» WORK TO BE COMPLETED: Out of the lines in this data, how many include "声光报警"? Give the number and nothing else.

» INFORMATION PROVIDED:
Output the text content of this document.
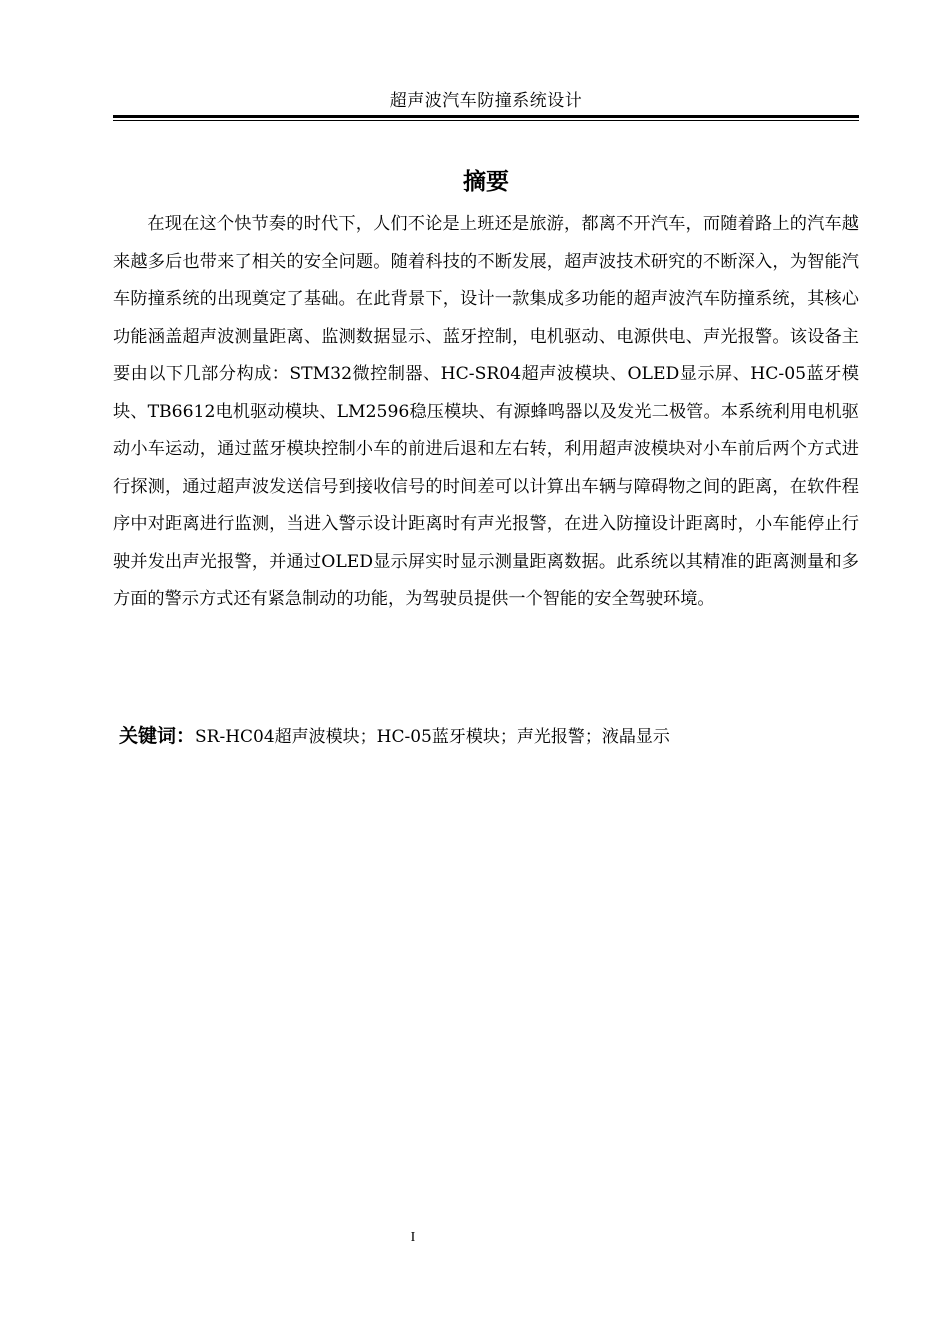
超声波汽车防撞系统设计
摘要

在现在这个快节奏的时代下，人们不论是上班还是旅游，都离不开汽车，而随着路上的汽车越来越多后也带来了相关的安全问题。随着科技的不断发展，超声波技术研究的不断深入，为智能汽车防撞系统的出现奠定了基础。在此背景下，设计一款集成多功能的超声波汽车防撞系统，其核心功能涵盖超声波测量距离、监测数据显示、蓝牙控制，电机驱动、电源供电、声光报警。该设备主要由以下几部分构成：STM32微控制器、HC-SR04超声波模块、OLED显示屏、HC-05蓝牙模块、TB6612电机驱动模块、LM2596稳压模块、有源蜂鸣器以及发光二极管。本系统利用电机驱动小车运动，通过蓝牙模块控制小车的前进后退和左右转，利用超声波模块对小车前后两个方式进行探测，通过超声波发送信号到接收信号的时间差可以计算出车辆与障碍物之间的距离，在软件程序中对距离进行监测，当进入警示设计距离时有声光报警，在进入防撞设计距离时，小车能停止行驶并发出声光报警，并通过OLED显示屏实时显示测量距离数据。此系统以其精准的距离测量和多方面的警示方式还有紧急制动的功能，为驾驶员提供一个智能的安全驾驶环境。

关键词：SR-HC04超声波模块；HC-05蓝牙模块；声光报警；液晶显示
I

» WRITTEN REPLY: 2